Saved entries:
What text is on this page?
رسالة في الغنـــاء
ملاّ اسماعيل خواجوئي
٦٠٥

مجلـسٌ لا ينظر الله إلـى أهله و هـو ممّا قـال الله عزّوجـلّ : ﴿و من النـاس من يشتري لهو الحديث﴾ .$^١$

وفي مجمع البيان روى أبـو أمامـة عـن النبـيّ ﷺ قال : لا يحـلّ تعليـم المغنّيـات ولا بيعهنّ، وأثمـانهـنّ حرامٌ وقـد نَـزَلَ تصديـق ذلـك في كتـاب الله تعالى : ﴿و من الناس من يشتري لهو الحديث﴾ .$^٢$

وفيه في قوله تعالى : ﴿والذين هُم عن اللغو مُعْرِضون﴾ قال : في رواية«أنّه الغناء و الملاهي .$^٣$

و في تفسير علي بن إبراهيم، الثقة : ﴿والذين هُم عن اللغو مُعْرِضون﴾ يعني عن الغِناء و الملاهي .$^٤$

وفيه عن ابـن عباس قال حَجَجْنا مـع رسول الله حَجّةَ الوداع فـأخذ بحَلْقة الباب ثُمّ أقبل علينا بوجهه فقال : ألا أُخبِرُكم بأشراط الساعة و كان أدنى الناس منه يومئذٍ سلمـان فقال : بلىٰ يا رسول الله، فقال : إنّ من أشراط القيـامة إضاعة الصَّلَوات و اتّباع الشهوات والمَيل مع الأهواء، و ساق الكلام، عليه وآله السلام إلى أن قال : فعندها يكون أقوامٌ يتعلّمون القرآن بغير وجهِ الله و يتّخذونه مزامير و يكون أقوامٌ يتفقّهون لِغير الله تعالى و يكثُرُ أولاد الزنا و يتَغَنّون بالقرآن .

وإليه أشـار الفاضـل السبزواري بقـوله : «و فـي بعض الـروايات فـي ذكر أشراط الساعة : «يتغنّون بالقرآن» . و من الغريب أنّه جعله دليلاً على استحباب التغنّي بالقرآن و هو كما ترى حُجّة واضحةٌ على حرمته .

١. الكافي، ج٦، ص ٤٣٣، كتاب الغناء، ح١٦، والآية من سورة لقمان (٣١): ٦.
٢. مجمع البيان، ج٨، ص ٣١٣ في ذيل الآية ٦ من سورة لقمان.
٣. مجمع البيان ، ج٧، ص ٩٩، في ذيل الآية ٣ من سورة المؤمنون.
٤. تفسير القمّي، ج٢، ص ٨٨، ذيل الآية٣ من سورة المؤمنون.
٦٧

» Objective: Transcribe the data. Leave every line exactly as it is.

» Full solution:
What text is on this page?
رسالة في الغنـــاء
ملاّ اسماعيل خواجوئي
٦٠٥

مجلـسٌ لا ينظر الله إلـى أهله و هـو ممّا قـال الله عزّوجـلّ : ﴿و من النـاس من يشتري لهو الحديث﴾ .$^١$

وفي مجمع البيان روى أبـو أمامـة عـن النبـيّ ﷺ قال : لا يحـلّ تعليـم المغنّيـات ولا بيعهنّ، وأثمـانهـنّ حرامٌ وقـد نَـزَلَ تصديـق ذلـك في كتـاب الله تعالى : ﴿و من الناس من يشتري لهو الحديث﴾ .$^٢$

وفيه في قوله تعالى : ﴿والذين هُم عن اللغو مُعْرِضون﴾ قال : في رواية«أنّه الغناء و الملاهي .$^٣$

و في تفسير علي بن إبراهيم، الثقة : ﴿والذين هُم عن اللغو مُعْرِضون﴾ يعني عن الغِناء و الملاهي .$^٤$

وفيه عن ابـن عباس قال حَجَجْنا مـع رسول الله حَجّةَ الوداع فـأخذ بحَلْقة الباب ثُمّ أقبل علينا بوجهه فقال : ألا أُخبِرُكم بأشراط الساعة و كان أدنى الناس منه يومئذٍ سلمـان فقال : بلىٰ يا رسول الله، فقال : إنّ من أشراط القيـامة إضاعة الصَّلَوات و اتّباع الشهوات والمَيل مع الأهواء، و ساق الكلام، عليه وآله السلام إلى أن قال : فعندها يكون أقوامٌ يتعلّمون القرآن بغير وجهِ الله و يتّخذونه مزامير و يكون أقوامٌ يتفقّهون لِغير الله تعالى و يكثُرُ أولاد الزنا و يتَغَنّون بالقرآن .

وإليه أشـار الفاضـل السبزواري بقـوله : «و فـي بعض الـروايات فـي ذكر أشراط الساعة : «يتغنّون بالقرآن» . و من الغريب أنّه جعله دليلاً على استحباب التغنّي بالقرآن و هو كما ترى حُجّة واضحةٌ على حرمته .

١. الكافي، ج٦، ص ٤٣٣، كتاب الغناء، ح١٦، والآية من سورة لقمان (٣١): ٦.
٢. مجمع البيان، ج٨، ص ٣١٣ في ذيل الآية ٦ من سورة لقمان.
٣. مجمع البيان ، ج٧، ص ٩٩، في ذيل الآية ٣ من سورة المؤمنون.
٤. تفسير القمّي، ج٢، ص ٨٨، ذيل الآية٣ من سورة المؤمنون.
٦٧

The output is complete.